— begin DATA TO USE —

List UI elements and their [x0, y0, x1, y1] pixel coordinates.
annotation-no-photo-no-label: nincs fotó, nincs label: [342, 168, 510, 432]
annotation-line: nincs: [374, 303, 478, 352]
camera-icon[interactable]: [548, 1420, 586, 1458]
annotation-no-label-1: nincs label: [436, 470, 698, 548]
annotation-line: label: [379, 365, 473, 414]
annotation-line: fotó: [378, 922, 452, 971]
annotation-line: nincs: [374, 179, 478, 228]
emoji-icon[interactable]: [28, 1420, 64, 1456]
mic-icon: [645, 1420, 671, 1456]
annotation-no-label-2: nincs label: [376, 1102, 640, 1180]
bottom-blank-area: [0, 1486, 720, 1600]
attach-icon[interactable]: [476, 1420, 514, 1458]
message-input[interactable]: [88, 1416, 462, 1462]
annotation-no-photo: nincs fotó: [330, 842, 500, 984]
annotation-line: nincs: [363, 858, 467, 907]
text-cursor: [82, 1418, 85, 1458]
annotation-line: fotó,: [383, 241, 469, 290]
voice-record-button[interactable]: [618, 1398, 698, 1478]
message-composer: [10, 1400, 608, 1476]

— end DATA TO USE —

THE REQUEST:
Duplicate every line of the records exactly, from the first to the last.

OUTPUT OF THE TASK:
List UI elements and their [x0, y0, x1, y1] pixel coordinates.
annotation-no-photo-no-label: nincs fotó, nincs label: [342, 168, 510, 432]
annotation-line: nincs: [374, 303, 478, 352]
camera-icon[interactable]: [548, 1420, 586, 1458]
annotation-no-label-1: nincs label: [436, 470, 698, 548]
annotation-line: label: [379, 365, 473, 414]
annotation-line: fotó: [378, 922, 452, 971]
annotation-line: nincs: [374, 179, 478, 228]
emoji-icon[interactable]: [28, 1420, 64, 1456]
mic-icon: [645, 1420, 671, 1456]
annotation-no-label-2: nincs label: [376, 1102, 640, 1180]
bottom-blank-area: [0, 1486, 720, 1600]
attach-icon[interactable]: [476, 1420, 514, 1458]
message-input[interactable]: [88, 1416, 462, 1462]
annotation-no-photo: nincs fotó: [330, 842, 500, 984]
annotation-line: nincs: [363, 858, 467, 907]
text-cursor: [82, 1418, 85, 1458]
annotation-line: fotó,: [383, 241, 469, 290]
voice-record-button[interactable]: [618, 1398, 698, 1478]
message-composer: [10, 1400, 608, 1476]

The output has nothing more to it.